'''

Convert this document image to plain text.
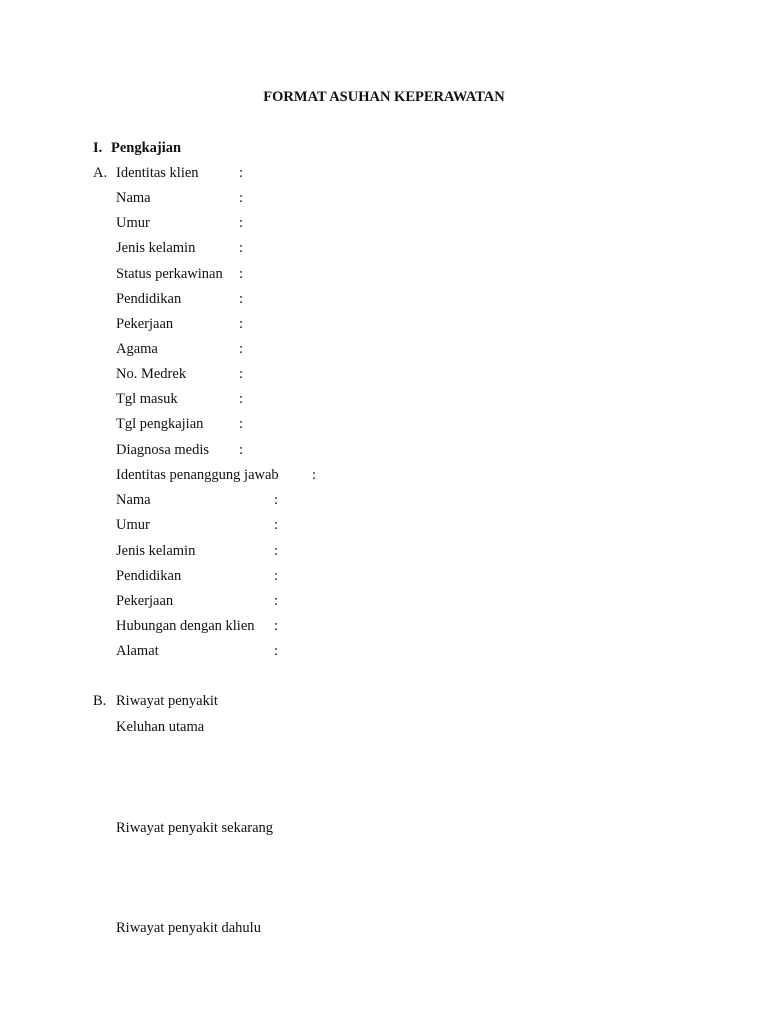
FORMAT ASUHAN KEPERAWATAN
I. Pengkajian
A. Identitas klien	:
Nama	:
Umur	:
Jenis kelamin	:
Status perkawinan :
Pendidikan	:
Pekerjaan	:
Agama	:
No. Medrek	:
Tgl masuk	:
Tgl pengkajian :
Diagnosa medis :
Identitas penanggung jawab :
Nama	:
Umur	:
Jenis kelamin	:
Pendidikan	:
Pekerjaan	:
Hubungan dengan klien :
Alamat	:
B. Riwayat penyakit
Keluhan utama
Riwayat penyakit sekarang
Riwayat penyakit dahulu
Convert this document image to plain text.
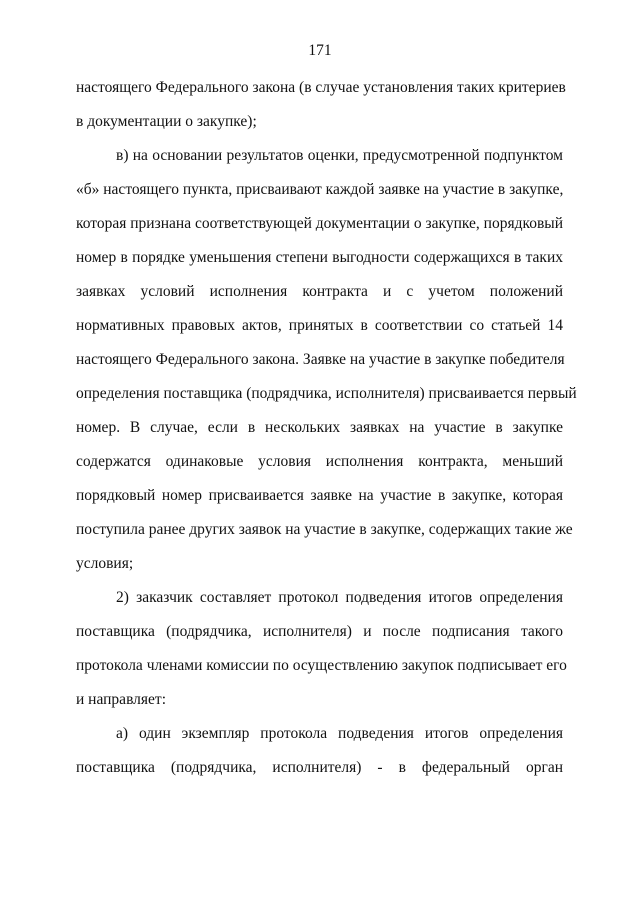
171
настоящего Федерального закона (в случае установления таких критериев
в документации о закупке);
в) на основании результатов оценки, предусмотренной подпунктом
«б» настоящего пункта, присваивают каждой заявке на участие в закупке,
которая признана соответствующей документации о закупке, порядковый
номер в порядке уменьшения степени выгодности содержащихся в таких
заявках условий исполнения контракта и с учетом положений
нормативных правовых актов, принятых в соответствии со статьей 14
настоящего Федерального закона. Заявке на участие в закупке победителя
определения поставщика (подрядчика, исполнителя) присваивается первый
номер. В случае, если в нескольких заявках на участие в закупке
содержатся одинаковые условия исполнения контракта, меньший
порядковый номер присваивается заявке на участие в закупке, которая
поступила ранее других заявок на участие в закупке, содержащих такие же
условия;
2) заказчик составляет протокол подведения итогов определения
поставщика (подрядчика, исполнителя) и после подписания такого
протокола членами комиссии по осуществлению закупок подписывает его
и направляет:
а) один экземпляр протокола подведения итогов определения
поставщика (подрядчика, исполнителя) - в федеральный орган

'''
'''

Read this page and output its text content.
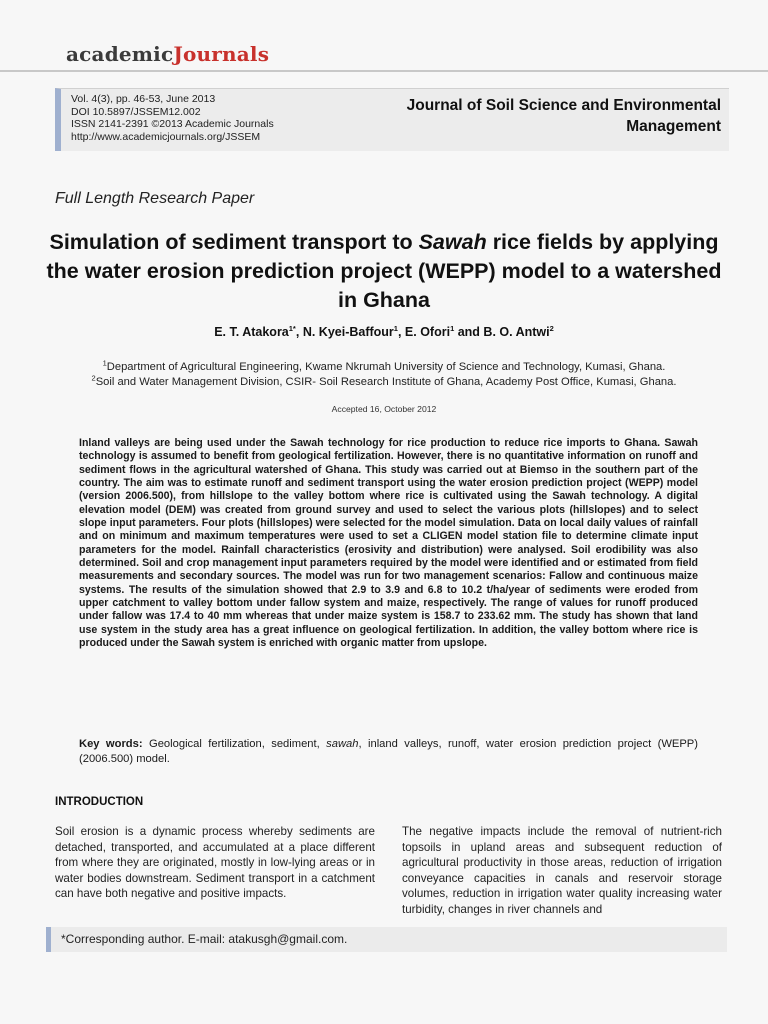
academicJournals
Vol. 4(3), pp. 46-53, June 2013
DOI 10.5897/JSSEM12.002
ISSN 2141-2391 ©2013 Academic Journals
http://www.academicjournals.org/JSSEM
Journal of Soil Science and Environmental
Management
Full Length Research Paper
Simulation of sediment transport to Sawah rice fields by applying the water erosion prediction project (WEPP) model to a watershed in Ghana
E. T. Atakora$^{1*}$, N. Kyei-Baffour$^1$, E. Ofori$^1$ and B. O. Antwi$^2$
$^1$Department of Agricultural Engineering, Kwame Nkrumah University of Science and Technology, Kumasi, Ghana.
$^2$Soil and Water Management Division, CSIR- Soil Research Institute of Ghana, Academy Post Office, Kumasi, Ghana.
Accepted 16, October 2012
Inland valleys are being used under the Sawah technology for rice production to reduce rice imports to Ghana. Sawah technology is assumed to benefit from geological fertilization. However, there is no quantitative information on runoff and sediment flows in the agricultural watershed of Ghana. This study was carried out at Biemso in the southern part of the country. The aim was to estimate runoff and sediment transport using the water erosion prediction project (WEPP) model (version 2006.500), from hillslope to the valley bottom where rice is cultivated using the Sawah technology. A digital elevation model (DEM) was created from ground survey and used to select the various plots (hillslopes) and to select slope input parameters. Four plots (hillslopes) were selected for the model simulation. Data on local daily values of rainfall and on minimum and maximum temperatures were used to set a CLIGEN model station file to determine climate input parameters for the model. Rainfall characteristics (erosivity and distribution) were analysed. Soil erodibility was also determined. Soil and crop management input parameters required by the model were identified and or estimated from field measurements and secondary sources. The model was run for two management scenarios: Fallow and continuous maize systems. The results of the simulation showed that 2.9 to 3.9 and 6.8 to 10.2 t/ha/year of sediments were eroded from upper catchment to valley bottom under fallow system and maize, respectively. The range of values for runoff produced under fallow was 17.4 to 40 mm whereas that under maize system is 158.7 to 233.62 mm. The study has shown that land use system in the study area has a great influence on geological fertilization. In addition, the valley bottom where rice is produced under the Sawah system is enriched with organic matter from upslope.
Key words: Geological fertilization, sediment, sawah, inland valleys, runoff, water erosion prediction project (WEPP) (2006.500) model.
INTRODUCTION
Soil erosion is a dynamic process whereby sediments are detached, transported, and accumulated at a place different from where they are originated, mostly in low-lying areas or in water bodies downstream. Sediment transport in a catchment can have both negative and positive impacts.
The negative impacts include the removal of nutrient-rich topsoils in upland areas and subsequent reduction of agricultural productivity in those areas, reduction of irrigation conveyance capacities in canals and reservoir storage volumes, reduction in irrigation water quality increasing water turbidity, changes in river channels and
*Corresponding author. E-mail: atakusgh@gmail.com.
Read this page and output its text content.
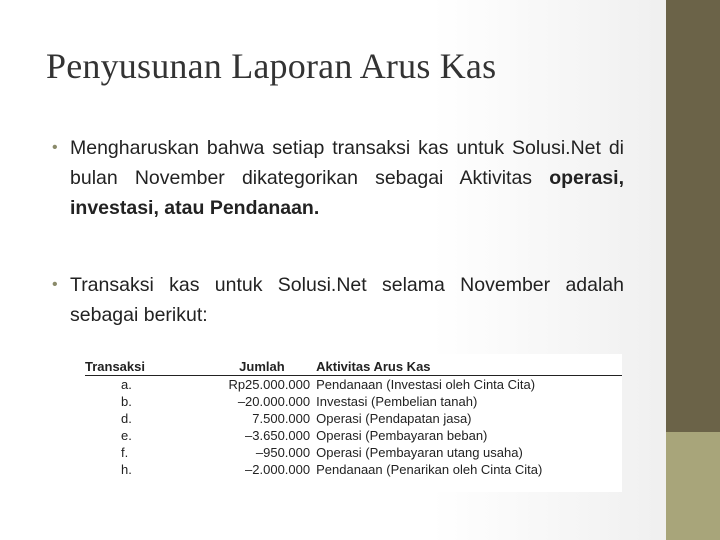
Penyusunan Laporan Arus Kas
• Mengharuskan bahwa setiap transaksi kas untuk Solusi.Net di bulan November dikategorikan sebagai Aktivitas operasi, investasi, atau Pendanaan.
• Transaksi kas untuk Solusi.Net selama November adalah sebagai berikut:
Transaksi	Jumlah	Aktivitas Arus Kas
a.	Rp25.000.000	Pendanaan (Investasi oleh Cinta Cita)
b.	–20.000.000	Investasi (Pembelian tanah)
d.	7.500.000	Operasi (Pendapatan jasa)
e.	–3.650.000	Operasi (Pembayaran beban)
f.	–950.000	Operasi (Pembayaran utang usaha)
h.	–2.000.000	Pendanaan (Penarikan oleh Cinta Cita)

'''
'''

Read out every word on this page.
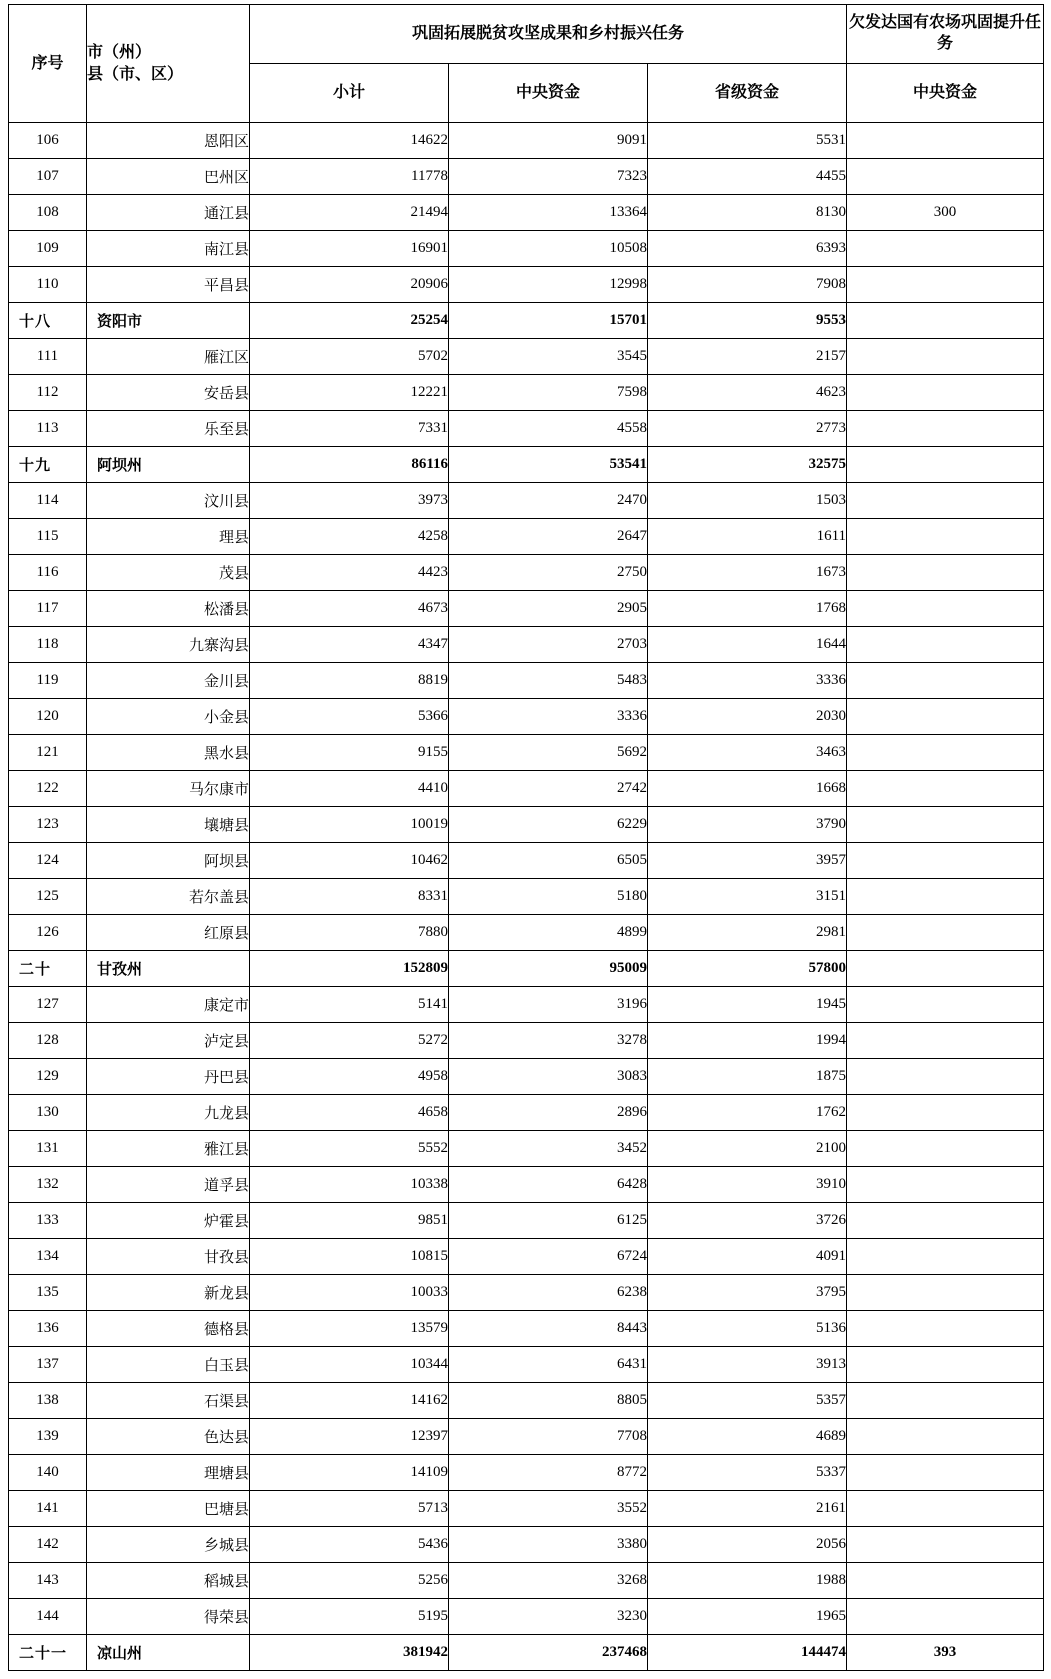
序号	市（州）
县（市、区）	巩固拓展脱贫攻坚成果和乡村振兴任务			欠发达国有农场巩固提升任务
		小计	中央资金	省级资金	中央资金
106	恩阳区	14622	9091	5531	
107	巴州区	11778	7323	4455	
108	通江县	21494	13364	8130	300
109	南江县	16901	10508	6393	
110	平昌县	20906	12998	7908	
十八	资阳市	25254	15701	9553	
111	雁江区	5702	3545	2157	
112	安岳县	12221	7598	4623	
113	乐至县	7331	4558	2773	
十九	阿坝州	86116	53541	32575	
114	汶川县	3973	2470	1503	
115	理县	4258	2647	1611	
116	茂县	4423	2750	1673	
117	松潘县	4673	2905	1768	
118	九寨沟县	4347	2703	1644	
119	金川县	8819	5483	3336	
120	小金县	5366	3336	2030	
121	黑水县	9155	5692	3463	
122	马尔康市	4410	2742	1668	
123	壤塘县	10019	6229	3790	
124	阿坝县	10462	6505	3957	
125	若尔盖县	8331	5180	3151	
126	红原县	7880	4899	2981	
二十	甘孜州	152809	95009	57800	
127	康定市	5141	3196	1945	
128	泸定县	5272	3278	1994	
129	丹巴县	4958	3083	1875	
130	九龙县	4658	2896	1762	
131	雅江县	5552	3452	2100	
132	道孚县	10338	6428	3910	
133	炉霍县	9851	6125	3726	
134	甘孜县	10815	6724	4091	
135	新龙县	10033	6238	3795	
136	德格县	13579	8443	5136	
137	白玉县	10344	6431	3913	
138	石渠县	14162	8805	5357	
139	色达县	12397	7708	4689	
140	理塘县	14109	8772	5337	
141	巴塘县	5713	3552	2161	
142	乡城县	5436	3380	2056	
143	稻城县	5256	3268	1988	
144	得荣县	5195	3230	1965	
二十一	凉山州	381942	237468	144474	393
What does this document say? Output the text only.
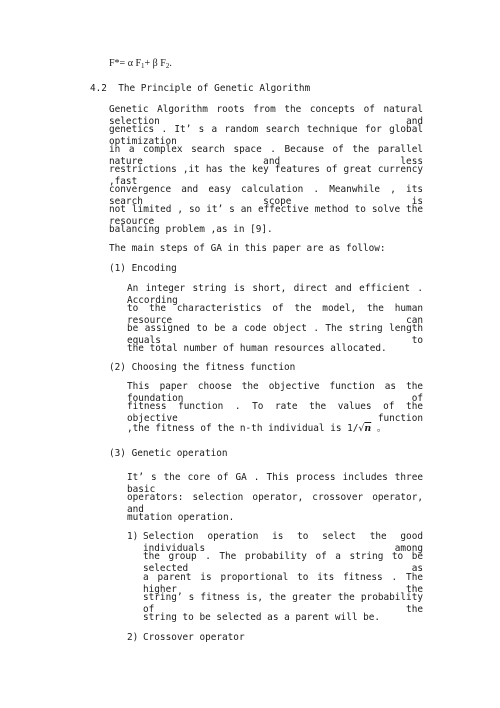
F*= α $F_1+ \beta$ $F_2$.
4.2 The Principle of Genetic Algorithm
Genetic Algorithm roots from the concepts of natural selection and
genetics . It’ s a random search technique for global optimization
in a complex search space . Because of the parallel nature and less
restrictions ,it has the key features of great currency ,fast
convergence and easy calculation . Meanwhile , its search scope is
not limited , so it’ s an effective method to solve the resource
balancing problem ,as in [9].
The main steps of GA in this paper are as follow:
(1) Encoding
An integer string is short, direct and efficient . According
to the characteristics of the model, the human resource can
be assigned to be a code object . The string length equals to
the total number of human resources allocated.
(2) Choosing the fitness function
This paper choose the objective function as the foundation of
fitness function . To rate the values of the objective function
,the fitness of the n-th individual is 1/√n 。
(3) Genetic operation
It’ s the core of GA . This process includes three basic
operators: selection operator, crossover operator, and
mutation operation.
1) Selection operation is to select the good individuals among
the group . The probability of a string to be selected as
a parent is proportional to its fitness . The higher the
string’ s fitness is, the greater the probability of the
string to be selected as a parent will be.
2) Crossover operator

'''

▶ Goal:
Across the records above, count the lines holding "Solusi" and reply with that number alone.

▶ Worked solution:
2